#### [WORK INSTRUCTIONS]
Go through the lines below. Copy those with "你的灵魂和".

#### [MATERIALS PROVIDED]
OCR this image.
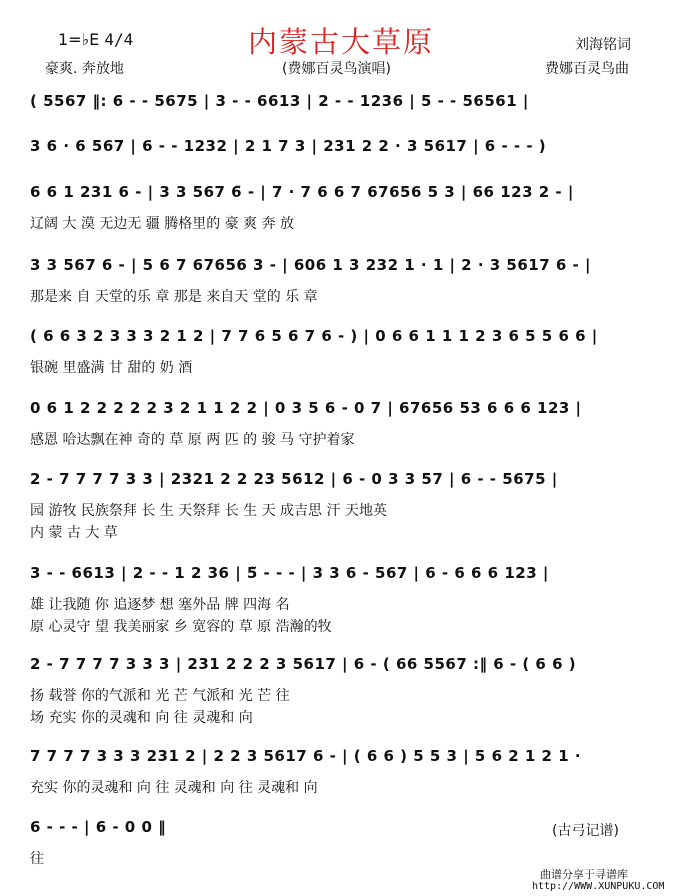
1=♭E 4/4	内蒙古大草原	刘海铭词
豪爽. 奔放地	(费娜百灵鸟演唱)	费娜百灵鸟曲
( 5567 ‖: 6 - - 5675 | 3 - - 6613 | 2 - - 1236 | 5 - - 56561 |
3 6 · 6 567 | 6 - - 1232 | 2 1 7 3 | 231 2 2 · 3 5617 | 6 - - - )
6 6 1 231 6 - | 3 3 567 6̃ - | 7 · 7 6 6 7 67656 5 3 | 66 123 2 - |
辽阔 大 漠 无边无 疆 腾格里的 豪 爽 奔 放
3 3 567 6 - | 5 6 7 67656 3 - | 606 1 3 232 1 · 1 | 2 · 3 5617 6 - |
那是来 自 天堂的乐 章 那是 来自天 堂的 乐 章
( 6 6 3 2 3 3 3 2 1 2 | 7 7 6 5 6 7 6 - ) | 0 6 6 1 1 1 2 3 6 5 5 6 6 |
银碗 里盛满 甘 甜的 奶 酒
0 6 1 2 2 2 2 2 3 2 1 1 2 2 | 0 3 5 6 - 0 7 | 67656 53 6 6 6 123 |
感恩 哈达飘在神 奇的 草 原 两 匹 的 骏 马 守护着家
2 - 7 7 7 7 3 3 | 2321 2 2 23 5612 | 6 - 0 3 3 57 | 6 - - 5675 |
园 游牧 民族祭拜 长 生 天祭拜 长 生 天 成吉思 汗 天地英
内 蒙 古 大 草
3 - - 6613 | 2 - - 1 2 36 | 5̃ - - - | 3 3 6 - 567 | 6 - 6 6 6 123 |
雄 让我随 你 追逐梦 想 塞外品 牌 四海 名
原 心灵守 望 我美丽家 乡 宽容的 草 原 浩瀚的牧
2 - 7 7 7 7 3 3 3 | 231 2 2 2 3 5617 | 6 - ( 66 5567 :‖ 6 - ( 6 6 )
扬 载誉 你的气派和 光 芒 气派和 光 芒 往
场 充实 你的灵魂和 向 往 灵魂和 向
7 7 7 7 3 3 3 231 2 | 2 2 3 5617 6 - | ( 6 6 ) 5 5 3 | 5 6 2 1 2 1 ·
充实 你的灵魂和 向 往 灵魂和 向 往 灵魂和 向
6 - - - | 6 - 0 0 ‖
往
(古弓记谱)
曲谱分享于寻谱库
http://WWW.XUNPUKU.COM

#### [FULL ANSWER]
场 充实 你的灵魂和 向 往 灵魂和 向
充实 你的灵魂和 向 往 灵魂和 向 往 灵魂和 向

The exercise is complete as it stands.